[Collected data]
___

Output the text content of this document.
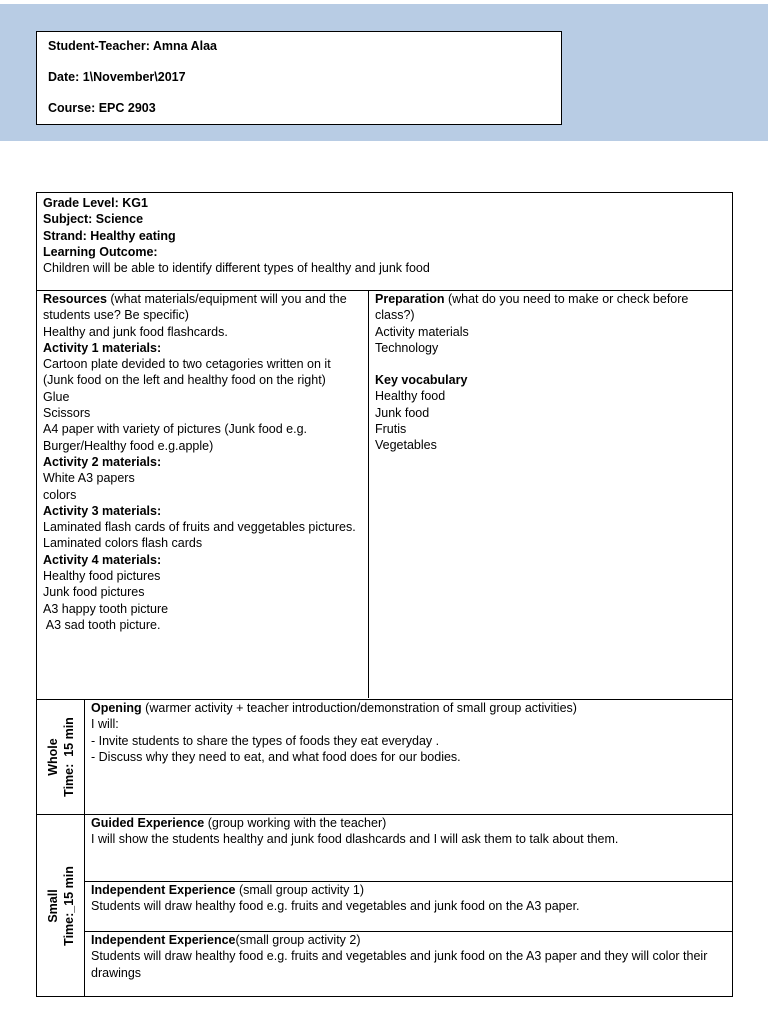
Student-Teacher: Amna Alaa
Date: 1\November\2017
Course: EPC 2903
Grade Level: KG1
Subject: Science
Strand: Healthy eating
Learning Outcome:
Children will be able to identify different types of healthy and junk food
Resources (what materials/equipment will you and the students use? Be specific)
Healthy and junk food flashcards.
Activity 1 materials:
Cartoon plate devided to two cetagories written on it (Junk food on the left and healthy food on the right)
Glue
Scissors
A4 paper with variety of pictures (Junk food e.g. Burger/Healthy food e.g.apple)
Activity 2 materials:
White A3 papers
colors
Activity 3 materials:
Laminated flash cards of fruits and veggetables pictures.
Laminated colors flash cards
Activity 4 materials:
Healthy food pictures
Junk food pictures
A3 happy tooth picture
A3 sad tooth picture.
Preparation (what do you need to make or check before class?)
Activity materials
Technology
Key vocabulary
Healthy food
Junk food
Frutis
Vegetables
Whole Time:  15 min
Opening (warmer activity + teacher introduction/demonstration of small group activities)
I will:
- Invite students to share the types of foods they eat everyday .
- Discuss why they need to eat, and what food does for our bodies.
Small Time:_15 min
Guided Experience (group working with the teacher)
I will show the students healthy and junk food dlashcards and I will ask them to talk about them.
Independent Experience (small group activity 1)
Students will draw healthy food e.g. fruits and vegetables and junk food on the A3 paper.
Independent Experience(small group activity 2)
Students will draw healthy food e.g. fruits and vegetables and junk food on the A3 paper and they will color their drawings
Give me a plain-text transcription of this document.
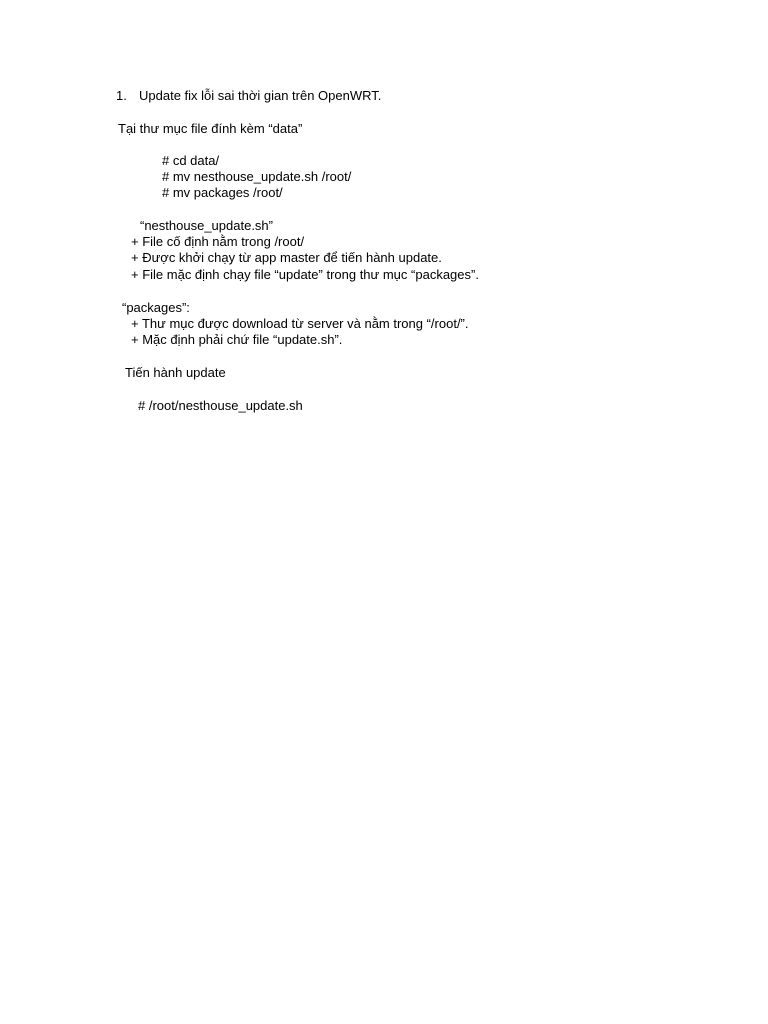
1. Update fix lỗi sai thời gian trên OpenWRT.
Tại thư mục file đính kèm “data”
# cd data/
# mv nesthouse_update.sh /root/
# mv packages /root/
“nesthouse_update.sh”
+ File cố định nằm trong /root/
+ Được khởi chạy từ app master để tiến hành update.
+ File mặc định chạy file “update” trong thư mục “packages”.
“packages”:
+ Thư mục được download từ server và nằm trong “/root/”.
+ Mặc định phải chứ file “update.sh”.
Tiến hành update
# /root/nesthouse_update.sh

___

WHAT IS ASKED
From the data, list each line in which the string "định" appears.

THE RESPONSE
+ File cố định nằm trong /root/
+ File mặc định chạy file “update” trong thư mục “packages”.
+ Mặc định phải chứ file “update.sh”.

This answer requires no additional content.